:: Short task ::
Go through the listing below and gather every line with the word "الجهاز".
START
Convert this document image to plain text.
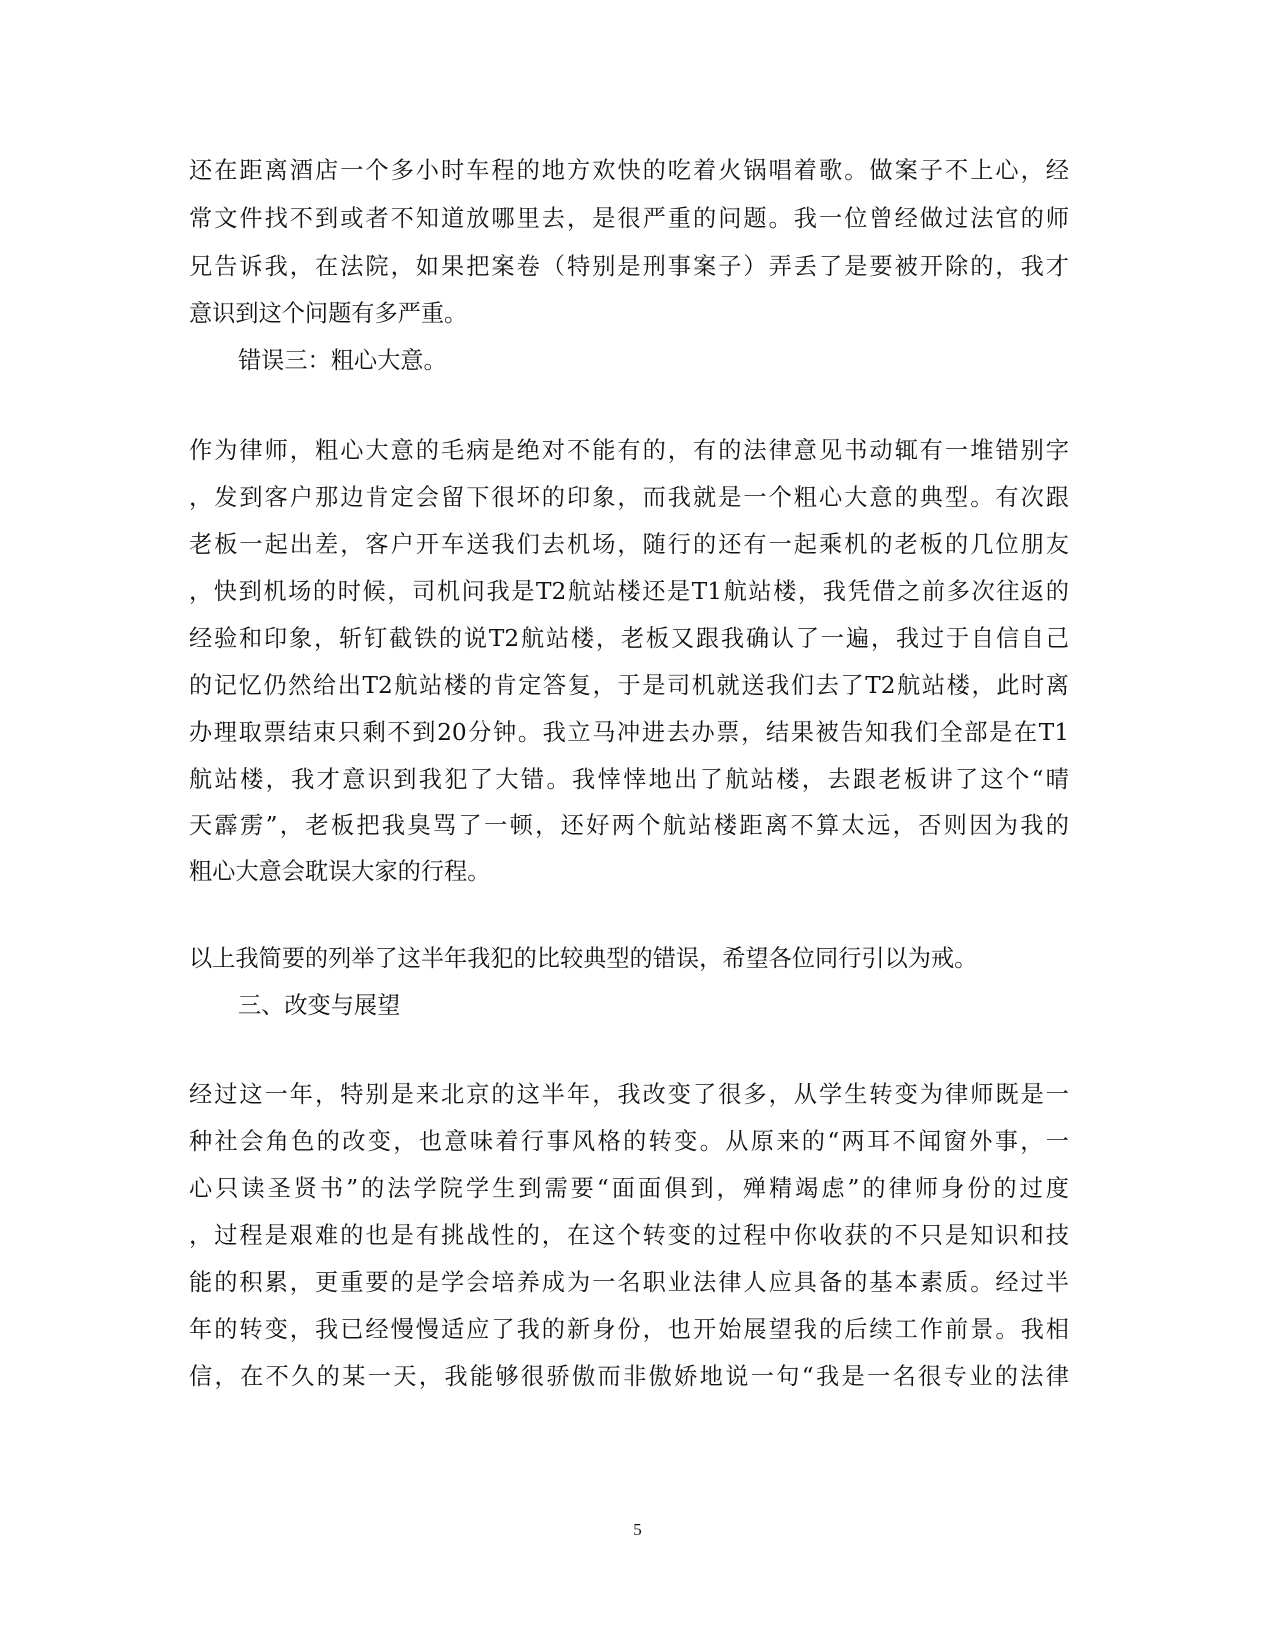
还在距离酒店一个多小时车程的地方欢快的吃着火锅唱着歌。做案子不上心，经
常文件找不到或者不知道放哪里去，是很严重的问题。我一位曾经做过法官的师
兄告诉我，在法院，如果把案卷（特别是刑事案子）弄丢了是要被开除的，我才
意识到这个问题有多严重。
错误三：粗心大意。
作为律师，粗心大意的毛病是绝对不能有的，有的法律意见书动辄有一堆错别字
，发到客户那边肯定会留下很坏的印象，而我就是一个粗心大意的典型。有次跟
老板一起出差，客户开车送我们去机场，随行的还有一起乘机的老板的几位朋友
，快到机场的时候，司机问我是T2航站楼还是T1航站楼，我凭借之前多次往返的
经验和印象，斩钉截铁的说T2航站楼，老板又跟我确认了一遍，我过于自信自己
的记忆仍然给出T2航站楼的肯定答复，于是司机就送我们去了T2航站楼，此时离
办理取票结束只剩不到20分钟。我立马冲进去办票，结果被告知我们全部是在T1
航站楼，我才意识到我犯了大错。我悻悻地出了航站楼，去跟老板讲了这个“晴
天霹雳”，老板把我臭骂了一顿，还好两个航站楼距离不算太远，否则因为我的
粗心大意会耽误大家的行程。
以上我简要的列举了这半年我犯的比较典型的错误，希望各位同行引以为戒。
三、改变与展望
经过这一年，特别是来北京的这半年，我改变了很多，从学生转变为律师既是一
种社会角色的改变，也意味着行事风格的转变。从原来的“两耳不闻窗外事，一
心只读圣贤书”的法学院学生到需要“面面俱到，殚精竭虑”的律师身份的过度
，过程是艰难的也是有挑战性的，在这个转变的过程中你收获的不只是知识和技
能的积累，更重要的是学会培养成为一名职业法律人应具备的基本素质。经过半
年的转变，我已经慢慢适应了我的新身份，也开始展望我的后续工作前景。我相
信，在不久的某一天，我能够很骄傲而非傲娇地说一句“我是一名很专业的法律
5
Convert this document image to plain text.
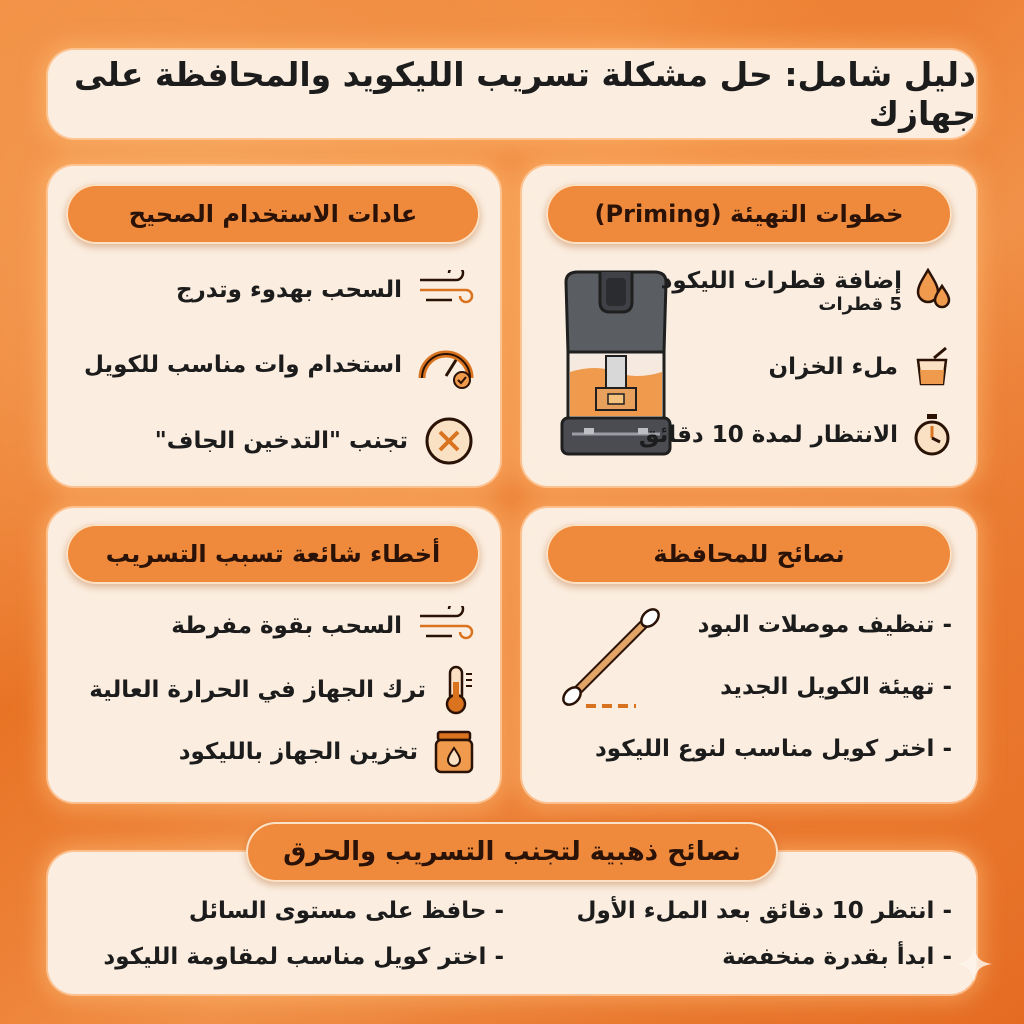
دليل شامل: حل مشكلة تسريب الليكويد والمحافظة على جهازك
خطوات التهيئة (Priming)
إضافة قطرات الليكود
5 قطرات
ملء الخزان
الانتظار لمدة 10 دقائق
عادات الاستخدام الصحيح
السحب بهدوء وتدرج
استخدام وات مناسب للكويل
تجنب "التدخين الجاف"
نصائح للمحافظة
- تنظيف موصلات البود
- تهيئة الكويل الجديد
- اختر كويل مناسب لنوع الليكود
أخطاء شائعة تسبب التسريب
السحب بقوة مفرطة
ترك الجهاز في الحرارة العالية
تخزين الجهاز بالليكود
نصائح ذهبية لتجنب التسريب والحرق
- انتظر 10 دقائق بعد الملء الأول
- ابدأ بقدرة منخفضة
- حافظ على مستوى السائل
- اختر كويل مناسب لمقاومة الليكود
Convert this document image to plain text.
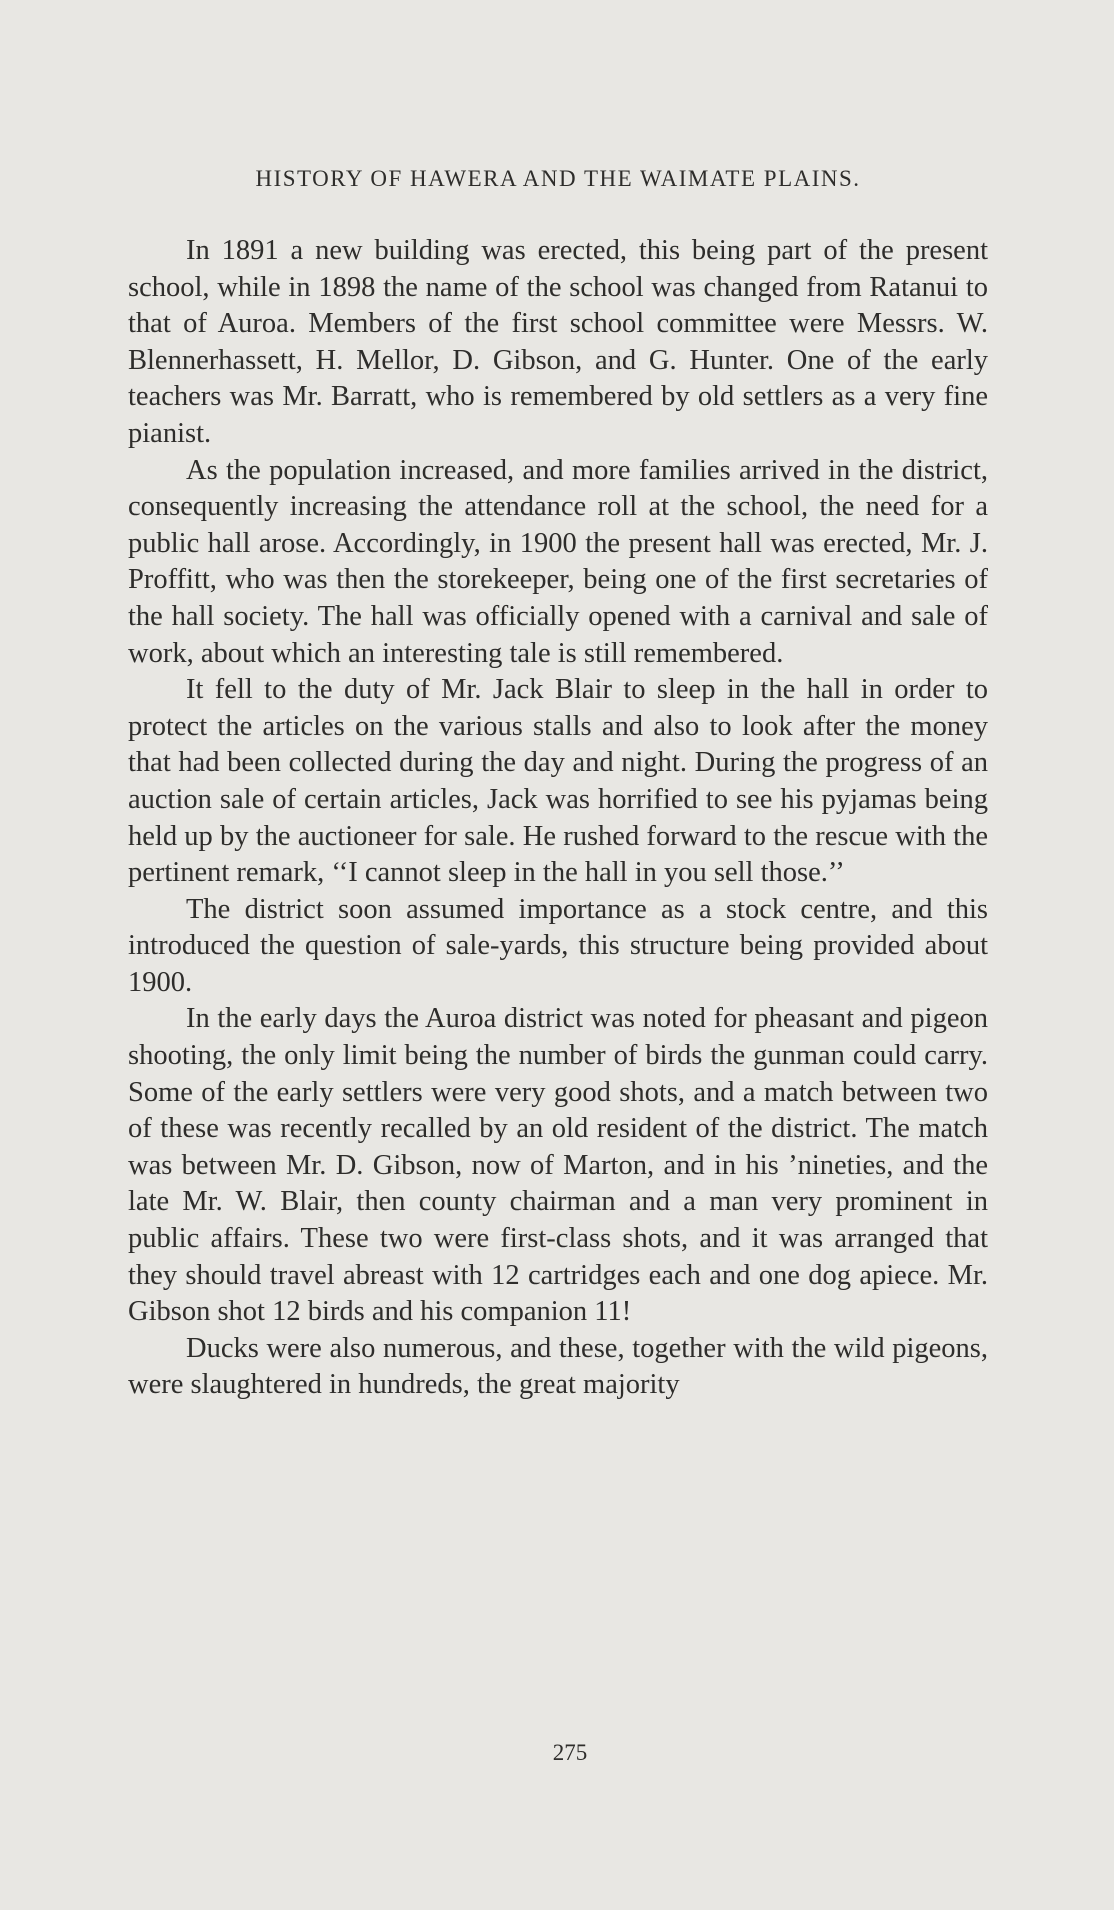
HISTORY OF HAWERA AND THE WAIMATE PLAINS.

In 1891 a new building was erected, this being part of the present school, while in 1898 the name of the school was changed from Ratanui to that of Auroa. Members of the first school committee were Messrs. W. Blennerhassett, H. Mellor, D. Gibson, and G. Hunter. One of the early teachers was Mr. Barratt, who is remembered by old settlers as a very fine pianist.

As the population increased, and more families arrived in the district, consequently increasing the attendance roll at the school, the need for a public hall arose. Accordingly, in 1900 the present hall was erected, Mr. J. Proffitt, who was then the storekeeper, being one of the first secretaries of the hall society. The hall was officially opened with a carnival and sale of work, about which an interesting tale is still remembered.

It fell to the duty of Mr. Jack Blair to sleep in the hall in order to protect the articles on the various stalls and also to look after the money that had been collected during the day and night. During the progress of an auction sale of certain articles, Jack was horrified to see his pyjamas being held up by the auctioneer for sale. He rushed forward to the rescue with the pertinent remark, ‘‘I cannot sleep in the hall in you sell those.’’

The district soon assumed importance as a stock centre, and this introduced the question of sale-yards, this structure being provided about 1900.

In the early days the Auroa district was noted for pheasant and pigeon shooting, the only limit being the number of birds the gunman could carry. Some of the early settlers were very good shots, and a match between two of these was recently recalled by an old resident of the district. The match was between Mr. D. Gibson, now of Marton, and in his ’nineties, and the late Mr. W. Blair, then county chairman and a man very prominent in public affairs. These two were first-class shots, and it was arranged that they should travel abreast with 12 cartridges each and one dog apiece. Mr. Gibson shot 12 birds and his companion 11!

Ducks were also numerous, and these, together with the wild pigeons, were slaughtered in hundreds, the great majority

275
END
:: Exercise answer ::
ترك الجهاز في الحرارة العالية
تخزين الجهاز بالليكود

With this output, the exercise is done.